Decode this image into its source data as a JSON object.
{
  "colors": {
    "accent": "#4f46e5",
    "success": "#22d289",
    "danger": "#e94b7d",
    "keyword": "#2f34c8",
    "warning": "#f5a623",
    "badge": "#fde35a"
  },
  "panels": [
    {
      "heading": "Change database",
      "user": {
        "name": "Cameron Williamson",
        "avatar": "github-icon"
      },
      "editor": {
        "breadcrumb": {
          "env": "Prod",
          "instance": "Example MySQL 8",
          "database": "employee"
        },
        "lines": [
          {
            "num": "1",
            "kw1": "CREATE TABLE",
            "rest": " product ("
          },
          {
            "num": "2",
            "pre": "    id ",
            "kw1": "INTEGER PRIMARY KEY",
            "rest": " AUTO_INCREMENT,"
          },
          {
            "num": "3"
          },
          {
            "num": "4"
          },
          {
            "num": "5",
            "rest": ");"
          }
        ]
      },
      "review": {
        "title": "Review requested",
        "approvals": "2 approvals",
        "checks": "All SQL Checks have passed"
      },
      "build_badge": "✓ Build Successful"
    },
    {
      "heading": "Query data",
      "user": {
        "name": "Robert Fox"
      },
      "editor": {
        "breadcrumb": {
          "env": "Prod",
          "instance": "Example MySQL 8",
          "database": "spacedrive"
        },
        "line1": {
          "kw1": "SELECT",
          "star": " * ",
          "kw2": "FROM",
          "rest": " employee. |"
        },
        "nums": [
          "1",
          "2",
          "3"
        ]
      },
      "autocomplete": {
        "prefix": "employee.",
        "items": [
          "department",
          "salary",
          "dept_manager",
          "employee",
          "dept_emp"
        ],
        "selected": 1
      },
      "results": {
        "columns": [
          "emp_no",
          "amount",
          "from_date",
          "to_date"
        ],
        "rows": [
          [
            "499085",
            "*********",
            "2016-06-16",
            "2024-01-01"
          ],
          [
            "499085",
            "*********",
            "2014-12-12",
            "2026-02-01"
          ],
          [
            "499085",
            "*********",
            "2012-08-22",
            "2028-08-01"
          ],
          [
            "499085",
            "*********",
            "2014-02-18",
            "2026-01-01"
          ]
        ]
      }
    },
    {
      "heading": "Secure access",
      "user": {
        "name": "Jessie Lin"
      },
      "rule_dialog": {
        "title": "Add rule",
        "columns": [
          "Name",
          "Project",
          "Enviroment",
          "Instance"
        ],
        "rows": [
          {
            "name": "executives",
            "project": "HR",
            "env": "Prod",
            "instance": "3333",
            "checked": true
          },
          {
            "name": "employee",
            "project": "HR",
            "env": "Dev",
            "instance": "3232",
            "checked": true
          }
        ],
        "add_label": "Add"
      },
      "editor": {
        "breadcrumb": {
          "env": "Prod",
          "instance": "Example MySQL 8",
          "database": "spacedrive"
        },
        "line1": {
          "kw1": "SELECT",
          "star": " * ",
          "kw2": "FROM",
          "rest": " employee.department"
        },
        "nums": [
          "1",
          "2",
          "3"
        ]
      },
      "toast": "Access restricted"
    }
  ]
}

Exercise task: Tell how many lines above contain the word "database". Give the number alone.

Result: 4